## WHAT TO PRODUCE
Please restate the following records word for word.

-*-*-

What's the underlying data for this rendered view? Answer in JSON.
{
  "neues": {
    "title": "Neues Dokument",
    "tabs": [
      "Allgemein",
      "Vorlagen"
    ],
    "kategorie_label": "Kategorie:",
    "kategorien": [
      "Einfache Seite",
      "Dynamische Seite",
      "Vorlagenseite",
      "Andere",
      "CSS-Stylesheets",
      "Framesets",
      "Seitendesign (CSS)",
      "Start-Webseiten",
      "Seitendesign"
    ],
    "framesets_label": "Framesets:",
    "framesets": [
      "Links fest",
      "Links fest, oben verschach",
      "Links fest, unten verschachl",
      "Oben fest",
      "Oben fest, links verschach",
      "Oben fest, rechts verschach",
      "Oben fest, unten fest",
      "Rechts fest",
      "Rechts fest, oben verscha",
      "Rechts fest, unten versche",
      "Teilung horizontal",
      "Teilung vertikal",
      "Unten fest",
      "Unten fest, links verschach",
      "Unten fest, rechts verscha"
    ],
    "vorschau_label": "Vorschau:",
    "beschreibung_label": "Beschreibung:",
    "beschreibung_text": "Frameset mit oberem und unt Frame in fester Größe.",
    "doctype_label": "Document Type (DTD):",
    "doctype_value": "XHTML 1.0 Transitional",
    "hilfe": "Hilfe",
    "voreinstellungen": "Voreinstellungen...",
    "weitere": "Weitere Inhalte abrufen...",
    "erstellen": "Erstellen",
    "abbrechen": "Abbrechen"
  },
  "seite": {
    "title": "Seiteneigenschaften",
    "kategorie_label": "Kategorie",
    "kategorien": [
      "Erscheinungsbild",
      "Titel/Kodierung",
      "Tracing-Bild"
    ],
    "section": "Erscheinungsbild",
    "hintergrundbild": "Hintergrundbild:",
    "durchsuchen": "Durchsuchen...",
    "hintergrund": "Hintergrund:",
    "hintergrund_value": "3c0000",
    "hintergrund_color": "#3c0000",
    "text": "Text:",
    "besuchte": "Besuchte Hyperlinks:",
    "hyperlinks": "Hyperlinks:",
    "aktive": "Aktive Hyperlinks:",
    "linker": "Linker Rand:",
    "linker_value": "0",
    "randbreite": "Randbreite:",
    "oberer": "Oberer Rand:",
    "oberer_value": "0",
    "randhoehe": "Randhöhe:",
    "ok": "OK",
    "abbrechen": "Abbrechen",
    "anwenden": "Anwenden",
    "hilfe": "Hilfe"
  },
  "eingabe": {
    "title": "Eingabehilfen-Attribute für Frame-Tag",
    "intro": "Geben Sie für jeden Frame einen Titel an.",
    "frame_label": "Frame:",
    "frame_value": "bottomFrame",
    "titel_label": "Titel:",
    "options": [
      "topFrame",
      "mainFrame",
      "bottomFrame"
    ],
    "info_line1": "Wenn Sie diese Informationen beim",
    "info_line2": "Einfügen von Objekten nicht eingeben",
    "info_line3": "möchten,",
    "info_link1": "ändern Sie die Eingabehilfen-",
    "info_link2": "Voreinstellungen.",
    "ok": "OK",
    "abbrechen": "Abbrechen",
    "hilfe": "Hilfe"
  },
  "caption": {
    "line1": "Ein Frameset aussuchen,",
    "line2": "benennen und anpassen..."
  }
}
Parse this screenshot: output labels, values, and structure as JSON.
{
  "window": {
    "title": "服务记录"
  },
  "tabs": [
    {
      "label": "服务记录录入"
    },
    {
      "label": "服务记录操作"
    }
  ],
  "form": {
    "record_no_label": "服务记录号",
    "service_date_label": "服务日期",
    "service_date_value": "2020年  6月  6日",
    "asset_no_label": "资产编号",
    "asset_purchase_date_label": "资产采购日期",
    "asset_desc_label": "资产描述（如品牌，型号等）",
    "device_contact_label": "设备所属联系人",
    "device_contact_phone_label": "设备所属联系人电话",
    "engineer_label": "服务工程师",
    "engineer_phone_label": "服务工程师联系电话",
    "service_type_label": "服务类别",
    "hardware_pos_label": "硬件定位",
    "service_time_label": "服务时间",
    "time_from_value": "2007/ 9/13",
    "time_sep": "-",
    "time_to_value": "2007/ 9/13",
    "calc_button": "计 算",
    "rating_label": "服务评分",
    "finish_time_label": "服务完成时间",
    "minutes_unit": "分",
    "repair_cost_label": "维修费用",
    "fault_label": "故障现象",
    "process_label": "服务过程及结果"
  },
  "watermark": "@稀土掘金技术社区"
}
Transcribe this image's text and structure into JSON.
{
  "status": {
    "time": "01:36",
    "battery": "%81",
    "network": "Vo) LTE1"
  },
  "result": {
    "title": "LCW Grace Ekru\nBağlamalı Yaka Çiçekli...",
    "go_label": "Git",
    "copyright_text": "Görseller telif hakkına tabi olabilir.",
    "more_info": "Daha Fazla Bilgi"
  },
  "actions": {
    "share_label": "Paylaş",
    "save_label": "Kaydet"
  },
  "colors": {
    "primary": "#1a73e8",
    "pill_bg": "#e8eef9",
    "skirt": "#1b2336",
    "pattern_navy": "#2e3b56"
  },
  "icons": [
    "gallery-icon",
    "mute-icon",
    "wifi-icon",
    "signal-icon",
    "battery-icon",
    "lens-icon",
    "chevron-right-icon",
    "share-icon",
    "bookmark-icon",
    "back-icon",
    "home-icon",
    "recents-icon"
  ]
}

-*-*-

## FULL OUTPUT
What's the underlying data for this rendered view? Answer in JSON.
{
  "neues": {
    "title": "Neues Dokument",
    "tabs": [
      "Allgemein",
      "Vorlagen"
    ],
    "kategorie_label": "Kategorie:",
    "kategorien": [
      "Einfache Seite",
      "Dynamische Seite",
      "Vorlagenseite",
      "Andere",
      "CSS-Stylesheets",
      "Framesets",
      "Seitendesign (CSS)",
      "Start-Webseiten",
      "Seitendesign"
    ],
    "framesets_label": "Framesets:",
    "framesets": [
      "Links fest",
      "Links fest, oben verschach",
      "Links fest, unten verschachl",
      "Oben fest",
      "Oben fest, links verschach",
      "Oben fest, rechts verschach",
      "Oben fest, unten fest",
      "Rechts fest",
      "Rechts fest, oben verscha",
      "Rechts fest, unten versche",
      "Teilung horizontal",
      "Teilung vertikal",
      "Unten fest",
      "Unten fest, links verschach",
      "Unten fest, rechts verscha"
    ],
    "vorschau_label": "Vorschau:",
    "beschreibung_label": "Beschreibung:",
    "beschreibung_text": "Frameset mit oberem und unt Frame in fester Größe.",
    "doctype_label": "Document Type (DTD):",
    "doctype_value": "XHTML 1.0 Transitional",
    "hilfe": "Hilfe",
    "voreinstellungen": "Voreinstellungen...",
    "weitere": "Weitere Inhalte abrufen...",
    "erstellen": "Erstellen",
    "abbrechen": "Abbrechen"
  },
  "seite": {
    "title": "Seiteneigenschaften",
    "kategorie_label": "Kategorie",
    "kategorien": [
      "Erscheinungsbild",
      "Titel/Kodierung",
      "Tracing-Bild"
    ],
    "section": "Erscheinungsbild",
    "hintergrundbild": "Hintergrundbild:",
    "durchsuchen": "Durchsuchen...",
    "hintergrund": "Hintergrund:",
    "hintergrund_value": "3c0000",
    "hintergrund_color": "#3c0000",
    "text": "Text:",
    "besuchte": "Besuchte Hyperlinks:",
    "hyperlinks": "Hyperlinks:",
    "aktive": "Aktive Hyperlinks:",
    "linker": "Linker Rand:",
    "linker_value": "0",
    "randbreite": "Randbreite:",
    "oberer": "Oberer Rand:",
    "oberer_value": "0",
    "randhoehe": "Randhöhe:",
    "ok": "OK",
    "abbrechen": "Abbrechen",
    "anwenden": "Anwenden",
    "hilfe": "Hilfe"
  },
  "eingabe": {
    "title": "Eingabehilfen-Attribute für Frame-Tag",
    "intro": "Geben Sie für jeden Frame einen Titel an.",
    "frame_label": "Frame:",
    "frame_value": "bottomFrame",
    "titel_label": "Titel:",
    "options": [
      "topFrame",
      "mainFrame",
      "bottomFrame"
    ],
    "info_line1": "Wenn Sie diese Informationen beim",
    "info_line2": "Einfügen von Objekten nicht eingeben",
    "info_line3": "möchten,",
    "info_link1": "ändern Sie die Eingabehilfen-",
    "info_link2": "Voreinstellungen.",
    "ok": "OK",
    "abbrechen": "Abbrechen",
    "hilfe": "Hilfe"
  },
  "caption": {
    "line1": "Ein Frameset aussuchen,",
    "line2": "benennen und anpassen..."
  }
}
Parse this screenshot: output labels, values, and structure as JSON.
{
  "window": {
    "title": "服务记录"
  },
  "tabs": [
    {
      "label": "服务记录录入"
    },
    {
      "label": "服务记录操作"
    }
  ],
  "form": {
    "record_no_label": "服务记录号",
    "service_date_label": "服务日期",
    "service_date_value": "2020年  6月  6日",
    "asset_no_label": "资产编号",
    "asset_purchase_date_label": "资产采购日期",
    "asset_desc_label": "资产描述（如品牌，型号等）",
    "device_contact_label": "设备所属联系人",
    "device_contact_phone_label": "设备所属联系人电话",
    "engineer_label": "服务工程师",
    "engineer_phone_label": "服务工程师联系电话",
    "service_type_label": "服务类别",
    "hardware_pos_label": "硬件定位",
    "service_time_label": "服务时间",
    "time_from_value": "2007/ 9/13",
    "time_sep": "-",
    "time_to_value": "2007/ 9/13",
    "calc_button": "计 算",
    "rating_label": "服务评分",
    "finish_time_label": "服务完成时间",
    "minutes_unit": "分",
    "repair_cost_label": "维修费用",
    "fault_label": "故障现象",
    "process_label": "服务过程及结果"
  },
  "watermark": "@稀土掘金技术社区"
}
Transcribe this image's text and structure into JSON.
{
  "status": {
    "time": "01:36",
    "battery": "%81",
    "network": "Vo) LTE1"
  },
  "result": {
    "title": "LCW Grace Ekru\nBağlamalı Yaka Çiçekli...",
    "go_label": "Git",
    "copyright_text": "Görseller telif hakkına tabi olabilir.",
    "more_info": "Daha Fazla Bilgi"
  },
  "actions": {
    "share_label": "Paylaş",
    "save_label": "Kaydet"
  },
  "colors": {
    "primary": "#1a73e8",
    "pill_bg": "#e8eef9",
    "skirt": "#1b2336",
    "pattern_navy": "#2e3b56"
  },
  "icons": [
    "gallery-icon",
    "mute-icon",
    "wifi-icon",
    "signal-icon",
    "battery-icon",
    "lens-icon",
    "chevron-right-icon",
    "share-icon",
    "bookmark-icon",
    "back-icon",
    "home-icon",
    "recents-icon"
  ]
}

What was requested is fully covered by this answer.